### [Work required]
Exactly repeat all the records below, omitting the images they hold.

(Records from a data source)
— Start —
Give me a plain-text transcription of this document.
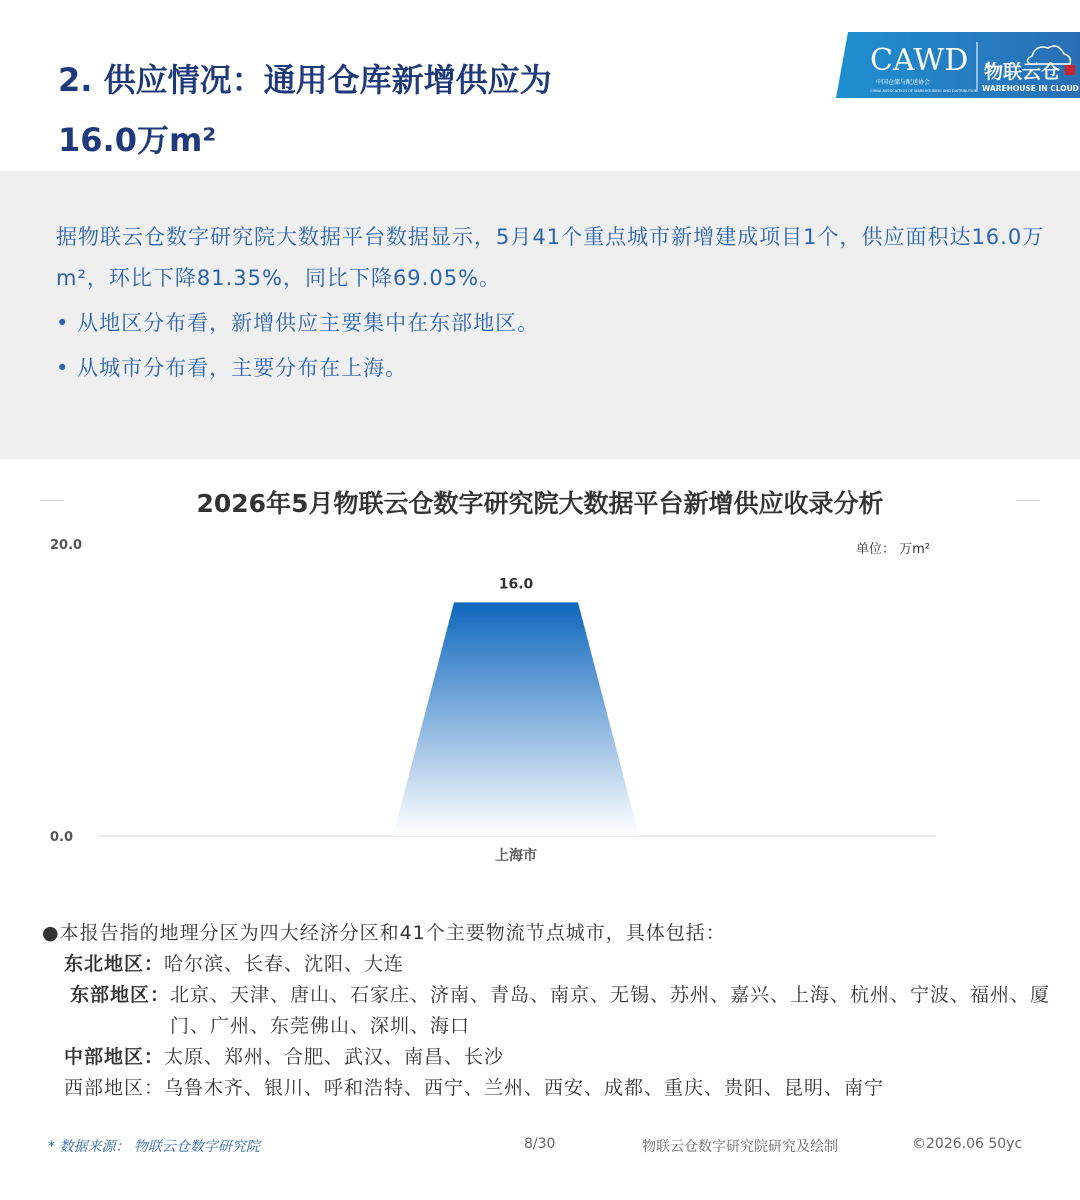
2. 供应情况：通用仓库新增供应为
16.0万m²
CAWD
中国仓储与配送协会
CHINA ASSOCIATION OF WAREHOUSING AND DISTRIBUTION
物联云仓
WAREHOUSE IN CLOUD
据物联云仓数字研究院大数据平台数据显示，5月41个重点城市新增建成项目1个，供应面积达16.0万m²，环比下降81.35%，同比下降69.05%。
• 从地区分布看，新增供应主要集中在东部地区。
• 从城市分布看，主要分布在上海。
2026年5月物联云仓数字研究院大数据平台新增供应收录分析
0.0
20.0	单位： 万m²
16.0
上海市
●本报告指的地理分区为四大经济分区和41个主要物流节点城市，具体包括：
东北地区： 哈尔滨、长春、沈阳、大连
东部地区： 北京、天津、唐山、石家庄、济南、青岛、南京、无锡、苏州、嘉兴、上海、杭州、宁波、福州、厦门、广州、东莞佛山、深圳、海口
中部地区： 太原、郑州、合肥、武汉、南昌、长沙
西部地区： 乌鲁木齐、银川、呼和浩特、西宁、兰州、西安、成都、重庆、贵阳、昆明、南宁
* 数据来源： 物联云仓数字研究院	8/30	物联云仓数字研究院研究及绘制	©2026.06 50yc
— End —
### [Complete output]
Give me a plain-text transcription of this document.
2. 供应情况：通用仓库新增供应为
16.0万m²
CAWD
中国仓储与配送协会
CHINA ASSOCIATION OF WAREHOUSING AND DISTRIBUTION
物联云仓
WAREHOUSE IN CLOUD
据物联云仓数字研究院大数据平台数据显示，5月41个重点城市新增建成项目1个，供应面积达16.0万m²，环比下降81.35%，同比下降69.05%。
• 从地区分布看，新增供应主要集中在东部地区。
• 从城市分布看，主要分布在上海。
2026年5月物联云仓数字研究院大数据平台新增供应收录分析
0.0
20.0	单位： 万m²
16.0
上海市
●本报告指的地理分区为四大经济分区和41个主要物流节点城市，具体包括：
东北地区： 哈尔滨、长春、沈阳、大连
东部地区： 北京、天津、唐山、石家庄、济南、青岛、南京、无锡、苏州、嘉兴、上海、杭州、宁波、福州、厦门、广州、东莞佛山、深圳、海口
中部地区： 太原、郑州、合肥、武汉、南昌、长沙
西部地区： 乌鲁木齐、银川、呼和浩特、西宁、兰州、西安、成都、重庆、贵阳、昆明、南宁
* 数据来源： 物联云仓数字研究院	8/30	物联云仓数字研究院研究及绘制	©2026.06 50yc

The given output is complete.